START Records to process
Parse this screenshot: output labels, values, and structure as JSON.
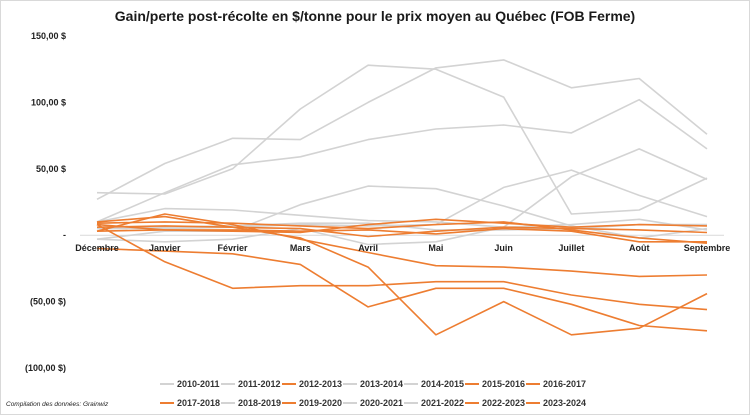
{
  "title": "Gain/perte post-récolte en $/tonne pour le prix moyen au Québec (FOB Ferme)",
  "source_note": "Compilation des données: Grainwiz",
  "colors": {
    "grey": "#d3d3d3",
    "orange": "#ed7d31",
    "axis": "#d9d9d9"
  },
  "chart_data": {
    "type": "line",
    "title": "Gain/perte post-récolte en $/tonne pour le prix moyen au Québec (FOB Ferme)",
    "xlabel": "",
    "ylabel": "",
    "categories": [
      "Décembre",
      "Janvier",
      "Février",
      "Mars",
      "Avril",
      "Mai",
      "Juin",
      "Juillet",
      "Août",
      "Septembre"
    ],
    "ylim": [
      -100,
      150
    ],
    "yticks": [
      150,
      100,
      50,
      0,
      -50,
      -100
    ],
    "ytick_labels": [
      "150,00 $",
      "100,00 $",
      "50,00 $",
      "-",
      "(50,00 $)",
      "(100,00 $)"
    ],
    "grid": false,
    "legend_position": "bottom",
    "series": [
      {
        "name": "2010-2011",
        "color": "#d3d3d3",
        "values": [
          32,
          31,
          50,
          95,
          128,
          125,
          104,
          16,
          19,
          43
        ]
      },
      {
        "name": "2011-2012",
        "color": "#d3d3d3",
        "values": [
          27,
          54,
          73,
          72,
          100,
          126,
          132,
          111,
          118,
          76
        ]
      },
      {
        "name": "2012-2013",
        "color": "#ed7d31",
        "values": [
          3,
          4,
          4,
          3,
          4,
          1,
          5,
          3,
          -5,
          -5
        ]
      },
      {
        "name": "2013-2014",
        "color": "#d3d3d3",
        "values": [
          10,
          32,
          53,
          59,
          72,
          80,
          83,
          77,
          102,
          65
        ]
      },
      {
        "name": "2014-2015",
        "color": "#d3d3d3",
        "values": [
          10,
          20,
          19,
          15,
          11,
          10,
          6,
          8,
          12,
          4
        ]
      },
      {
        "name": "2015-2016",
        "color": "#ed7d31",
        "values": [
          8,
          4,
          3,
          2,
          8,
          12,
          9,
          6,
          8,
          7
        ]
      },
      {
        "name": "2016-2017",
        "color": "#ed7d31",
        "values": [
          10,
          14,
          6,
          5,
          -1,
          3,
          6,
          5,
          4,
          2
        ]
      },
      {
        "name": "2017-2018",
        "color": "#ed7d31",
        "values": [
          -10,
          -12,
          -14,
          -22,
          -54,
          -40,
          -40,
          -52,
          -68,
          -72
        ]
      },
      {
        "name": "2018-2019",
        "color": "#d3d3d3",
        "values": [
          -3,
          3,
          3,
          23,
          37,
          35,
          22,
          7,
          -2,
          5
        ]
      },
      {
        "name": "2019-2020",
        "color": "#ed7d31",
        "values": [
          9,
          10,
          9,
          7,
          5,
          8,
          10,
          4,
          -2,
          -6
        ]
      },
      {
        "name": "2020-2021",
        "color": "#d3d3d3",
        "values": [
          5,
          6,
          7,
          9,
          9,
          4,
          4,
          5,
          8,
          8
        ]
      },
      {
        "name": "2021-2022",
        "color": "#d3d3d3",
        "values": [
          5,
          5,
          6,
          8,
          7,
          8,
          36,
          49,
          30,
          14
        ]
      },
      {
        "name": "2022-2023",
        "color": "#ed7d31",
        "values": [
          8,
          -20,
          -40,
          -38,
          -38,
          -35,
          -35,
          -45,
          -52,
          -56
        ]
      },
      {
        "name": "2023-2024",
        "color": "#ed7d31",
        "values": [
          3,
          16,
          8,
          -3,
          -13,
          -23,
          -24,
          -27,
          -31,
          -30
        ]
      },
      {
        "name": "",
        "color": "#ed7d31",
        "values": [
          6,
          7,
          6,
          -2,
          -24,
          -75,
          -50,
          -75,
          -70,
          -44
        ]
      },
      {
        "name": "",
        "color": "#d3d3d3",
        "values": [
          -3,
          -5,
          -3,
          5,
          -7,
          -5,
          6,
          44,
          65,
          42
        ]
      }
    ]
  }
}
END Records to process
** Task requirements **
Write down only how many lines in the listing contain the word "perte".

** Task solution **
2